**Problema breve 1:**
Contesta estas preguntas con lo que dice el texto sobre las embajadas y la impunidad:
(a) ¿Qué fecha lleva el texto?
(b) ¿Qué erosiona, según el texto, el uso de la política exterior como blindaje a intereses personales y partidistas?
(c) ¿En qué ha convertido Petro la diplomacia, según el texto?
**Problema breve 2:** Retoma el texto sobre las embajadas y la impunidad justo después de su última oración y sigue escribiéndolo con el mismo tono.

**Fragmento del texto:**
+-------+

Embajadas al servicio de la impunidad

El uso de la política exterior como blindaje a intereses personales y partidistas vulnera principios esenciales de la democracia, erosiona la credibilidad internacional de Colombia.

Wilson Ruiz Orejuela
21 de agosto de 2025

El desgobierno del presidente Petro ha encontrado en la política exterior un instrumento de evasión frente a los múltiples cuestionamientos que aquejan a su administración y a sus altos funcionarios. Contrario a lo que se espera —que los canales diplomáticos actúen en pro de la representación de los intereses nacionales, la negociación y mediación en conflictos, la promoción del comercio y la cooperación internacional, y la protección de los ciudadanos en el extranjero—, Petro ha convertido la diplomacia en una válvula de escape frente a los llamados de la justicia a su círculo más cercano.

Hoy, la diplomacia colombiana pasó de ser una de las más altas dignidades del servicio público, a convertirse en refugio de los cuestionados personajes del alto nivel gubernamental.

+-------+

**Datos registrados:**
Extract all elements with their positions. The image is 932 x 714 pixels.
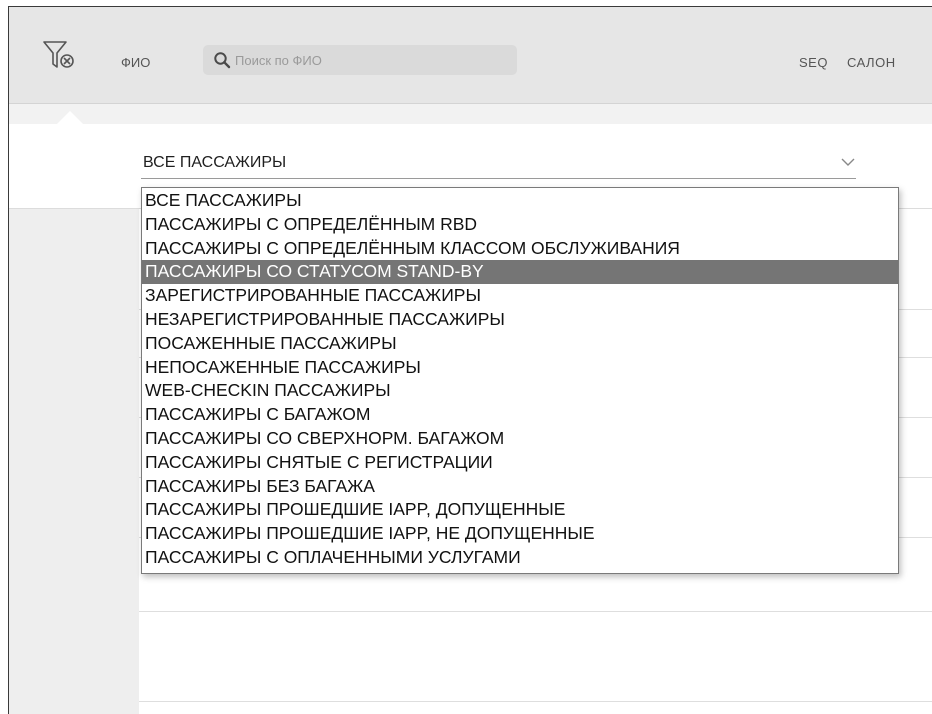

+-------+

**Respuesta 1:**
(a) 21 de agosto de 2025.
(b) La credibilidad internacional de Colombia.
(c) En una válvula de escape frente a los llamados de la justicia a su círculo más cercano.

**Respuesta 2:**
La investidura de embajador de Colombia constituye la personificación de la soberanía del Estado en el exterior. Esta función no es un privilegio partidista, sino un encargo constitucional orientado a proteger y promover los intereses nacionales en el ámbito internacional, fortaleciendo vínculos diplomáticos, económicos y culturales, y preservando la legitimidad del Estado colombiano en la comunidad de naciones. Sin embargo, dicha dignidad se ha visto distorsionada por designaciones carentes de mérito, idoneidad y transparencia, incluso con iniciativas recientes que buscan eliminar el requisito de segunda lengua para el ejercicio de los cargos diplomáticos, incentivando la rampante mediocridad en los funcionarios del servicio exterior.

El mandato del presidente Gustavo Petro ha estado marcado por una constante contradicción. Recordemos que el mandatario expresó: “El que robe se va, yo mismo lo entrego a la justicia”. En la práctica, ha utilizado embajadas y consulados como refugio político para quienes han defraudado la confianza pública. Resulta institucionalmente nocivo que figuras como Armando Benedetti, Irene Vélez, Roy Barreras, Guillermo Reyes o Sebastián Guanumen, entre otros, hayan accedido a cargos diplomáticos en medio de escándalos relacionados con corrupción, violencia intrafamiliar e irregularidades administrativas.

La más reciente designación de Alfredo Saade como embajador en Brasil constituye otro ejemplo de la instrumentalización de la diplomacia como mecanismo de favores políticos.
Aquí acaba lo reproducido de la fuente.